PAGE TEXT ::

▬▬▬▬▬▬

<div style="text-align: right"><a href="http://ml-school.uni-koeln.de">Summer School "Deep Learning for
    Language Analysis"</a> <br/><strong>Text Analysis with Deep Learning</strong><br/>Sep 5 - 9, 2022<br/>Nils Reiter<br/><a href="mailto:nils.reiter@uni-koeln.de">nils.reiter@uni-koeln.de</a></div>

# Exercise 3: Joint learning

A major advantage of the functional API of keras is that it allows us to do *joint learning*: We can train a network that makes multiple predictions at the same time. In this exercise, you will extend what you have been doing in Exercise 2, in order to simultaneously predict named entities *and* parts of speech.

In [None]:
# limit GPU memory to 4 GB
gpus = tf.config.experimental.list_physical_devices('GPU')

▬▬▬▬▬▬

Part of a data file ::
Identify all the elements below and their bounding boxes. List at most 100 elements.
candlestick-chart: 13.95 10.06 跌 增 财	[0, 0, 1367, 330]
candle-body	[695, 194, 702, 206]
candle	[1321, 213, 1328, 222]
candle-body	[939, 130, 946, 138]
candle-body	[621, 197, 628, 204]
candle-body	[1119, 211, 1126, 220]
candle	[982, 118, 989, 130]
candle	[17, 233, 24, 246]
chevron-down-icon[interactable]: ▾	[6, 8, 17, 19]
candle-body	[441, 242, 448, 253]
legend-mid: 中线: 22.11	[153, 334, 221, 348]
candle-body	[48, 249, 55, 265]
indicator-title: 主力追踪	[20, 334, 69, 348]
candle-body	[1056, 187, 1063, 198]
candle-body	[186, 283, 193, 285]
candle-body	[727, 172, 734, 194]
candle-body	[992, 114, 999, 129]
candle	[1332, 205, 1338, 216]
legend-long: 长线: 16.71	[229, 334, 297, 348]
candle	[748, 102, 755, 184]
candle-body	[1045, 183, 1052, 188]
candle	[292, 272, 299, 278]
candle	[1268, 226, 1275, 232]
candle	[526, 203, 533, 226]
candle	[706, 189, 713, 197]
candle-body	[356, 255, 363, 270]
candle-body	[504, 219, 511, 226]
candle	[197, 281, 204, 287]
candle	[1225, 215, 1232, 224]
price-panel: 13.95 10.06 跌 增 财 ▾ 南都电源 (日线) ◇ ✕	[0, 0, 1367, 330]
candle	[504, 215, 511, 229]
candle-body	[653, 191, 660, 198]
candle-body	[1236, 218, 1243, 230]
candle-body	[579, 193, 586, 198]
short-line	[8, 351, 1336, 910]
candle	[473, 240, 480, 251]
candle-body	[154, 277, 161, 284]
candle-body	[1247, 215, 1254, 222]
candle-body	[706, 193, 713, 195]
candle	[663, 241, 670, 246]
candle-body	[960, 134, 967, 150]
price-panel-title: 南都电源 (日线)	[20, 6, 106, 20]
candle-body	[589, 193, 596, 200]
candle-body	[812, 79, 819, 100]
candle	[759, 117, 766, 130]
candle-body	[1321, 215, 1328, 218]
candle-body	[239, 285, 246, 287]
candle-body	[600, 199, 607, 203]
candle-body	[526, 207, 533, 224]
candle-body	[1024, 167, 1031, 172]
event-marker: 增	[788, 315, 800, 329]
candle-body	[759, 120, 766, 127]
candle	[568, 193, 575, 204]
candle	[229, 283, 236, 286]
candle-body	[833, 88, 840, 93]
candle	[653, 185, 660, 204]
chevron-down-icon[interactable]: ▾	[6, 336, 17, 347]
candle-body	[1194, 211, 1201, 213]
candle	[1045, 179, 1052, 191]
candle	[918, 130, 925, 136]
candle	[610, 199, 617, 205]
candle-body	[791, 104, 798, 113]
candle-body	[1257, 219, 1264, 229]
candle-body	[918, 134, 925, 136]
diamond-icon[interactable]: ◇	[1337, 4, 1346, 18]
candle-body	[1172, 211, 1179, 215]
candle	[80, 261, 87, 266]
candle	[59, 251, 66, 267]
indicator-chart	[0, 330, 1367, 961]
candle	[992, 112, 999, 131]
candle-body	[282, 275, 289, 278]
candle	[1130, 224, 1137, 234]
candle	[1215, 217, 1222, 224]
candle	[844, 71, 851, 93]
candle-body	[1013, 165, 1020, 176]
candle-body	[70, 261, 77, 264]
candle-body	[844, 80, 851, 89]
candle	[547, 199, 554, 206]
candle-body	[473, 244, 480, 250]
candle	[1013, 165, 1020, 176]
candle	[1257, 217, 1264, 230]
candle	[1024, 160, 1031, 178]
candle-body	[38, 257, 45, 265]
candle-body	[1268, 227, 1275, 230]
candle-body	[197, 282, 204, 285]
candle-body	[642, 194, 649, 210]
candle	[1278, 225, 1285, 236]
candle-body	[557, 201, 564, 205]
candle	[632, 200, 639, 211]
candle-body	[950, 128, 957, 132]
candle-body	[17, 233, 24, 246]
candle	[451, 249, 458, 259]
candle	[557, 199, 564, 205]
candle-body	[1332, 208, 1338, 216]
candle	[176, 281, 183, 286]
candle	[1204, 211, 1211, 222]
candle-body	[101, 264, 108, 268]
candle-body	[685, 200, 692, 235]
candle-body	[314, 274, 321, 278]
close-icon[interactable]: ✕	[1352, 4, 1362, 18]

▬▬▬▬▬▬

SET PROBLEM 1 :: In the joint learning exercise, which two things should the extended network predict at the same time?
SET PROBLEM 2 :: Write out the joint learning exercise from "# Exercise 3: Joint" to "parts of speech." word for word.
The records are not needed for any of these tasks.

PROBLEM SOLUTION 1 :: Named entities and parts of speech.

PROBLEM SOLUTION 2 ::
# Exercise 3: Joint learning

A major advantage of the functional API of keras is that it allows us to do *joint learning*: We can train a network that makes multiple predictions at the same time. In this exercise, you will extend what you have been doing in Exercise 2, in order to simultaneously predict named entities *and* parts of speech.